What you have to do >> Write out all of the entries that follow, word for word, but skip the pictures.

Dataset rows >>
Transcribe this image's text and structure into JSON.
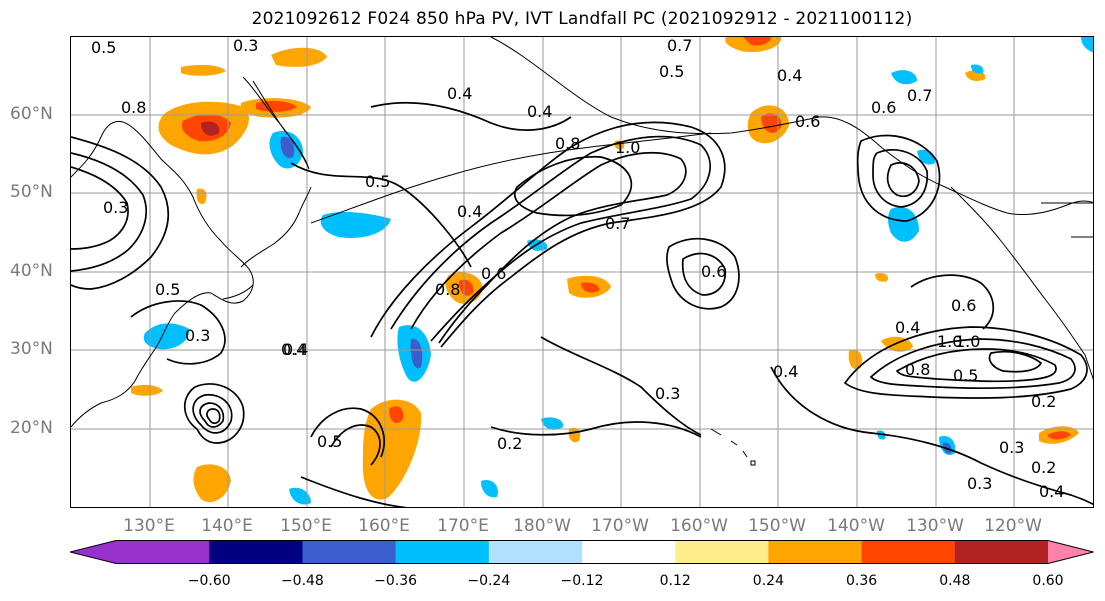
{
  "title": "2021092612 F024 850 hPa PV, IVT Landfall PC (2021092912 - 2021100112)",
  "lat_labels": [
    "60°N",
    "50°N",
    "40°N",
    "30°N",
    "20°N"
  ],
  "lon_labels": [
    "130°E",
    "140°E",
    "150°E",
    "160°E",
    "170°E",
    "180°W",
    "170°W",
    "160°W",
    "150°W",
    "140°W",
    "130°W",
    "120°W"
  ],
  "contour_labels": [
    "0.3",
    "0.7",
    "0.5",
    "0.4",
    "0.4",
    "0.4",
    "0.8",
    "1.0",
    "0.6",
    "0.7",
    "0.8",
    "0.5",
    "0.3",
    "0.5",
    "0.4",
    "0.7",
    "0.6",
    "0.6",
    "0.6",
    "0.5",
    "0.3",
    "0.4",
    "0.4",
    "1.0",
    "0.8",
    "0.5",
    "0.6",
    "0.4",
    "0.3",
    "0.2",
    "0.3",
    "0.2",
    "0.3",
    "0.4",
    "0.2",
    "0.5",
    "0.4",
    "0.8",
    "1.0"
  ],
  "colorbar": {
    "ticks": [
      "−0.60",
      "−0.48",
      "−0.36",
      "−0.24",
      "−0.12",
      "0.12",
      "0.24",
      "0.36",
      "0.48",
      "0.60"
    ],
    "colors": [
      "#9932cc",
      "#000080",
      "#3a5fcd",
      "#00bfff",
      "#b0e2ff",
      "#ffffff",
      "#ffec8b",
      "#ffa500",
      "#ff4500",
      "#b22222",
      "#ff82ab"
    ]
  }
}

Answer in full >>
Transcribe this image's text and structure into JSON.
{
  "title": "2021092612 F024 850 hPa PV, IVT Landfall PC (2021092912 - 2021100112)",
  "lat_labels": [
    "60°N",
    "50°N",
    "40°N",
    "30°N",
    "20°N"
  ],
  "lon_labels": [
    "130°E",
    "140°E",
    "150°E",
    "160°E",
    "170°E",
    "180°W",
    "170°W",
    "160°W",
    "150°W",
    "140°W",
    "130°W",
    "120°W"
  ],
  "contour_labels": [
    "0.3",
    "0.7",
    "0.5",
    "0.4",
    "0.4",
    "0.4",
    "0.8",
    "1.0",
    "0.6",
    "0.7",
    "0.8",
    "0.5",
    "0.3",
    "0.5",
    "0.4",
    "0.7",
    "0.6",
    "0.6",
    "0.6",
    "0.5",
    "0.3",
    "0.4",
    "0.4",
    "1.0",
    "0.8",
    "0.5",
    "0.6",
    "0.4",
    "0.3",
    "0.2",
    "0.3",
    "0.2",
    "0.3",
    "0.4",
    "0.2",
    "0.5",
    "0.4",
    "0.8",
    "1.0"
  ],
  "colorbar": {
    "ticks": [
      "−0.60",
      "−0.48",
      "−0.36",
      "−0.24",
      "−0.12",
      "0.12",
      "0.24",
      "0.36",
      "0.48",
      "0.60"
    ],
    "colors": [
      "#9932cc",
      "#000080",
      "#3a5fcd",
      "#00bfff",
      "#b0e2ff",
      "#ffffff",
      "#ffec8b",
      "#ffa500",
      "#ff4500",
      "#b22222",
      "#ff82ab"
    ]
  }
}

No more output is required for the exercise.